Required work =>
Using the listing below, extract each line that has the word "post" in it.

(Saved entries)

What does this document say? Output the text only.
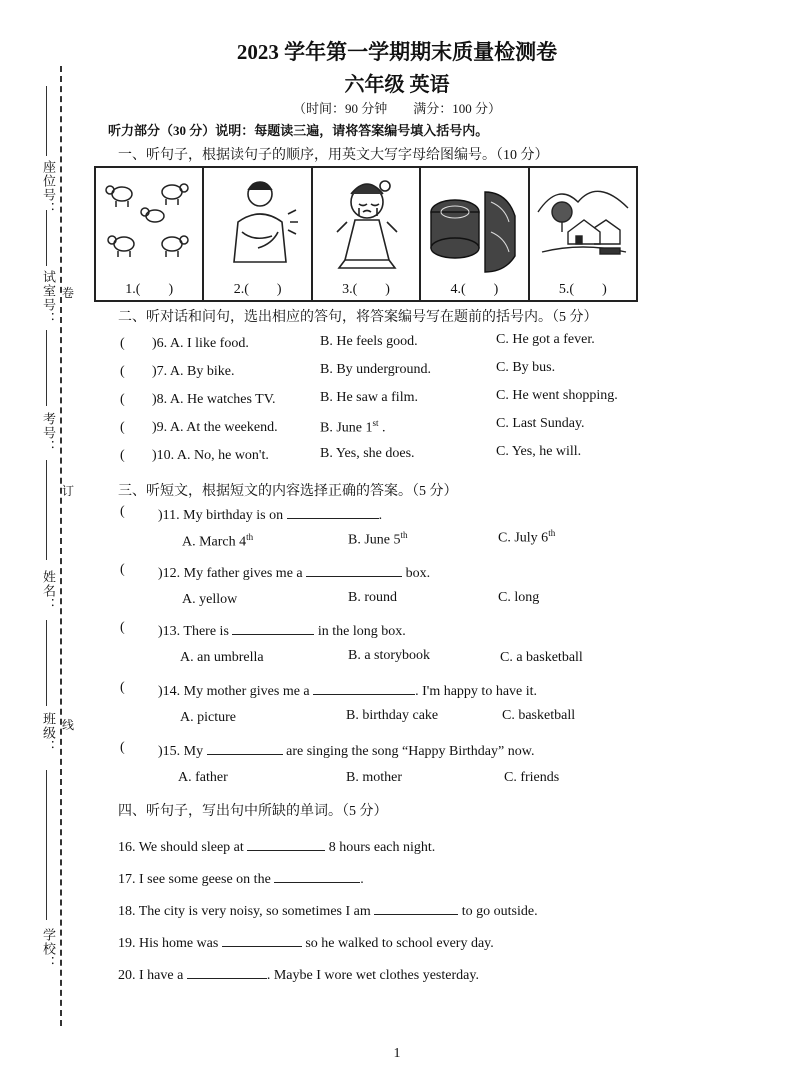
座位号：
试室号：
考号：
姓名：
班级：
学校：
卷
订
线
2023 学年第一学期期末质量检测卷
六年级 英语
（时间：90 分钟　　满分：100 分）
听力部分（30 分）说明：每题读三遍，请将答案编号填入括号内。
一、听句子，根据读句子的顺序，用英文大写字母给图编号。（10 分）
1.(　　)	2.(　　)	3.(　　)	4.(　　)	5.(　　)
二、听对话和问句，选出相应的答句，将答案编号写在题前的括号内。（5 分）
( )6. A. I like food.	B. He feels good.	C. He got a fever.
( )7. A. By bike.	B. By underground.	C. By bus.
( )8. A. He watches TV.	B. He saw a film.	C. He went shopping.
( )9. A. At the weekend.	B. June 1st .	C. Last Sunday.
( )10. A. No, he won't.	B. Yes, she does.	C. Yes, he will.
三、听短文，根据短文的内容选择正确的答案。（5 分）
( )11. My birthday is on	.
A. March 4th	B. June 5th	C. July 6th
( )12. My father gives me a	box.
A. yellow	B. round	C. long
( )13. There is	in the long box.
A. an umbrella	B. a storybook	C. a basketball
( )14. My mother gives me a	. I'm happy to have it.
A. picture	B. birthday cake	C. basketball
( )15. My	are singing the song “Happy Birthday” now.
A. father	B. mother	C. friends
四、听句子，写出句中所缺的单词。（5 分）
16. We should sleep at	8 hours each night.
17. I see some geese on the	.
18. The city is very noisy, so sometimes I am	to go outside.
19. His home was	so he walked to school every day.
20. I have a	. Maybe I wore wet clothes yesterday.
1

--

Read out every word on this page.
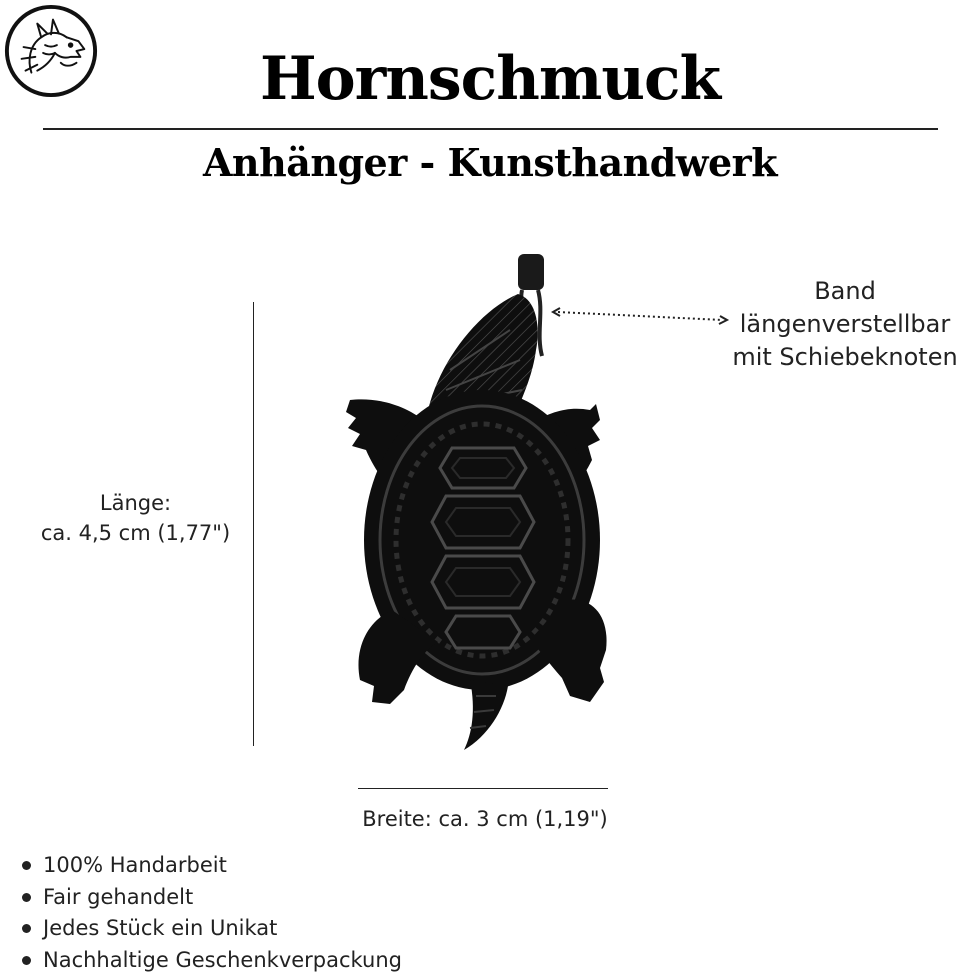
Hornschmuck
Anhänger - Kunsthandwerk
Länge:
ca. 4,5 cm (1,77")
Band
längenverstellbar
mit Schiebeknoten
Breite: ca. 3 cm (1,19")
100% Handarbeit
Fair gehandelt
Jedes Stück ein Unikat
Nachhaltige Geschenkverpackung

---

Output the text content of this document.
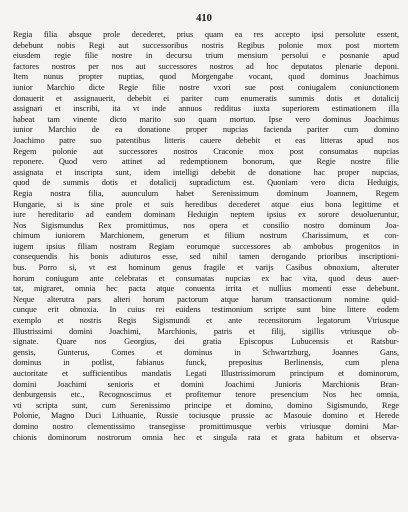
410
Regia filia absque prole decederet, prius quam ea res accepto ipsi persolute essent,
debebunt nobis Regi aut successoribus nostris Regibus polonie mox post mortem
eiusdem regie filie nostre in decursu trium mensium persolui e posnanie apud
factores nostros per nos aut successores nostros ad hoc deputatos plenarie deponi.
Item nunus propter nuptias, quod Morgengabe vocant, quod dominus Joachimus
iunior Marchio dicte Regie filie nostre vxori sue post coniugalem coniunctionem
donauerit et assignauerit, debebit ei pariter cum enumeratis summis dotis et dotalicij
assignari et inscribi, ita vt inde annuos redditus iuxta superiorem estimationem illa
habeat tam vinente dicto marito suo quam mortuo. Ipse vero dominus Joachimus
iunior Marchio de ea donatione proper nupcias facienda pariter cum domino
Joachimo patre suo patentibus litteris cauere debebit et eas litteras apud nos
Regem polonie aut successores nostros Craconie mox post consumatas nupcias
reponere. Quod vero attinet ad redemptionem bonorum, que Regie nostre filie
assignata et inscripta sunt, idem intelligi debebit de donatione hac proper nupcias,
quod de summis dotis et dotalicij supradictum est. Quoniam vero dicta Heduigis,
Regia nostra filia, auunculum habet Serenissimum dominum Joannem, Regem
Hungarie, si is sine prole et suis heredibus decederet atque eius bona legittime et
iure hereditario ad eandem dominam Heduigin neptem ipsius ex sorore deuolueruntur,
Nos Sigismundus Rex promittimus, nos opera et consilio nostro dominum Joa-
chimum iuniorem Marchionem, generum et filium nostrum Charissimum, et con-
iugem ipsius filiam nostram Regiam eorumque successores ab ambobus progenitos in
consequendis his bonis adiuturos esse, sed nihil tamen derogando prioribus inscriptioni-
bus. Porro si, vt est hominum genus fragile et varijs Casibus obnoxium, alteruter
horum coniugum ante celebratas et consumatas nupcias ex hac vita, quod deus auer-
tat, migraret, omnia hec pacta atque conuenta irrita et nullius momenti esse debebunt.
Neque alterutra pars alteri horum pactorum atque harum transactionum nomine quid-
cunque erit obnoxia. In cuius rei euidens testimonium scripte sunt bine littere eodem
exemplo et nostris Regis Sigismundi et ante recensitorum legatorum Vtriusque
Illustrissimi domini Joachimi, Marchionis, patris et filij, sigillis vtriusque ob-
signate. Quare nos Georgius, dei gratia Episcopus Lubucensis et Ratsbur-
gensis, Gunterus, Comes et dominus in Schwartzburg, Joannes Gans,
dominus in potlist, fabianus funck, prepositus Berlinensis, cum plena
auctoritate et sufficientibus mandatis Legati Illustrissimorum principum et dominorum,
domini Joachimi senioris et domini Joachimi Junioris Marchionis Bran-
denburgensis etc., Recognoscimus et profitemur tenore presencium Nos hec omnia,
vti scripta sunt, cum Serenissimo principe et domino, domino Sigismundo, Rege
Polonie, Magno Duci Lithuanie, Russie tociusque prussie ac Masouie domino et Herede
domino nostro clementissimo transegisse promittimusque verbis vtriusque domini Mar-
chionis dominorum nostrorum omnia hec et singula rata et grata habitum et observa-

Written answer =>
debebunt nobis Regi aut successoribus nostris Regibus polonie mox post mortem
iunior Marchio dicte Regie filie nostre vxori sue post coniugalem coniunctionem
Regem polonie aut successores nostros Craconie mox post consumatas nupcias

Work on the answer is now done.